WORK TO COMPLETE - Return the entries below verbatim. Pictures stay out.
__________________________________________________
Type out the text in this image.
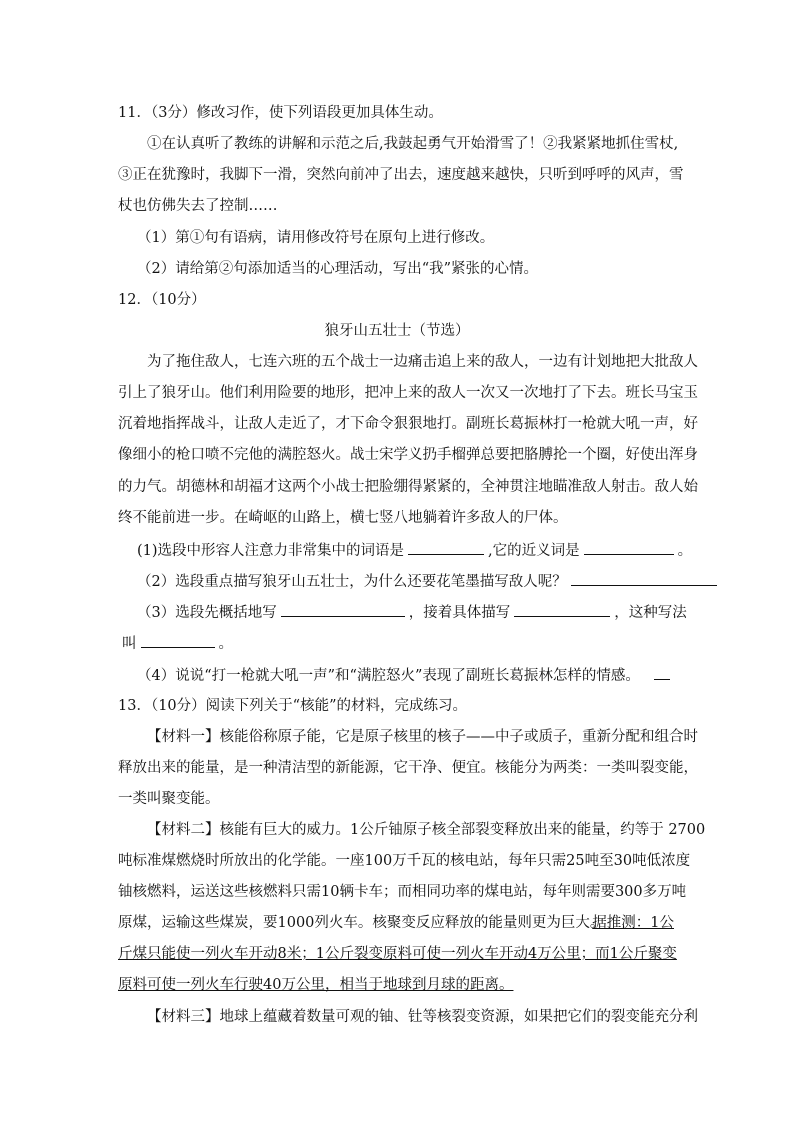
11．（3分）修改习作，使下列语段更加具体生动。
①在认真听了教练的讲解和示范之后,我鼓起勇气开始滑雪了！②我紧紧地抓住雪杖,
③正在犹豫时，我脚下一滑，突然向前冲了出去，速度越来越快，只听到呼呼的风声，雪
杖也仿佛失去了控制……
（1）第①句有语病，请用修改符号在原句上进行修改。
（2）请给第②句添加适当的心理活动，写出“我”紧张的心情。
12．（10分）
狼牙山五壮士（节选）
为了拖住敌人，七连六班的五个战士一边痛击追上来的敌人，一边有计划地把大批敌人
引上了狼牙山。他们利用险要的地形，把冲上来的敌人一次又一次地打了下去。班长马宝玉
沉着地指挥战斗，让敌人走近了，才下命令狠狠地打。副班长葛振林打一枪就大吼一声，好
像细小的枪口喷不完他的满腔怒火。战士宋学义扔手榴弹总要把胳膊抡一个圈，好使出浑身
的力气。胡德林和胡福才这两个小战士把脸绷得紧紧的，全神贯注地瞄准敌人射击。敌人始
终不能前进一步。在崎岖的山路上，横七竖八地躺着许多敌人的尸体。
(1)选段中形容人注意力非常集中的词语是	,它的近义词是	。
（2）选段重点描写狼牙山五壮士，为什么还要花笔墨描写敌人呢？
（3）选段先概括地写	，接着具体描写	，这种写法
叫	。
（4）说说“打一枪就大吼一声”和“满腔怒火”表现了副班长葛振林怎样的情感。
13．（10分）阅读下列关于“核能”的材料，完成练习。
【材料一】核能俗称原子能，它是原子核里的核子——中子或质子，重新分配和组合时
释放出来的能量，是一种清洁型的新能源，它干净、便宜。核能分为两类：一类叫裂变能，
一类叫聚变能。
【材料二】核能有巨大的威力。1公斤铀原子核全部裂变释放出来的能量，约等于 2700
吨标准煤燃烧时所放出的化学能。一座100万千瓦的核电站，每年只需25吨至30吨低浓度
铀核燃料，运送这些核燃料只需10辆卡车；而相同功率的煤电站，每年则需要300多万吨
原煤，运输这些煤炭，要1000列火车。核聚变反应释放的能量则更为巨大。
据推测：1公
斤煤只能使一列火车开动8米；1公斤裂变原料可使一列火车开动4万公里；而1公斤聚变
原料可使一列火车行驶40万公里，相当于地球到月球的距离。
【材料三】地球上蕴藏着数量可观的铀、钍等核裂变资源，如果把它们的裂变能充分利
__________________________________________________
SOLUTION TO THIS EXERCISE -
Type out the text in this image.
11．（3分）修改习作，使下列语段更加具体生动。
①在认真听了教练的讲解和示范之后,我鼓起勇气开始滑雪了！②我紧紧地抓住雪杖,
③正在犹豫时，我脚下一滑，突然向前冲了出去，速度越来越快，只听到呼呼的风声，雪
杖也仿佛失去了控制……
（1）第①句有语病，请用修改符号在原句上进行修改。
（2）请给第②句添加适当的心理活动，写出“我”紧张的心情。
12．（10分）
狼牙山五壮士（节选）
为了拖住敌人，七连六班的五个战士一边痛击追上来的敌人，一边有计划地把大批敌人
引上了狼牙山。他们利用险要的地形，把冲上来的敌人一次又一次地打了下去。班长马宝玉
沉着地指挥战斗，让敌人走近了，才下命令狠狠地打。副班长葛振林打一枪就大吼一声，好
像细小的枪口喷不完他的满腔怒火。战士宋学义扔手榴弹总要把胳膊抡一个圈，好使出浑身
的力气。胡德林和胡福才这两个小战士把脸绷得紧紧的，全神贯注地瞄准敌人射击。敌人始
终不能前进一步。在崎岖的山路上，横七竖八地躺着许多敌人的尸体。
(1)选段中形容人注意力非常集中的词语是	,它的近义词是	。
（2）选段重点描写狼牙山五壮士，为什么还要花笔墨描写敌人呢？
（3）选段先概括地写	，接着具体描写	，这种写法
叫	。
（4）说说“打一枪就大吼一声”和“满腔怒火”表现了副班长葛振林怎样的情感。
13．（10分）阅读下列关于“核能”的材料，完成练习。
【材料一】核能俗称原子能，它是原子核里的核子——中子或质子，重新分配和组合时
释放出来的能量，是一种清洁型的新能源，它干净、便宜。核能分为两类：一类叫裂变能，
一类叫聚变能。
【材料二】核能有巨大的威力。1公斤铀原子核全部裂变释放出来的能量，约等于 2700
吨标准煤燃烧时所放出的化学能。一座100万千瓦的核电站，每年只需25吨至30吨低浓度
铀核燃料，运送这些核燃料只需10辆卡车；而相同功率的煤电站，每年则需要300多万吨
原煤，运输这些煤炭，要1000列火车。核聚变反应释放的能量则更为巨大。
据推测：1公
斤煤只能使一列火车开动8米；1公斤裂变原料可使一列火车开动4万公里；而1公斤聚变
原料可使一列火车行驶40万公里，相当于地球到月球的距离。
【材料三】地球上蕴藏着数量可观的铀、钍等核裂变资源，如果把它们的裂变能充分利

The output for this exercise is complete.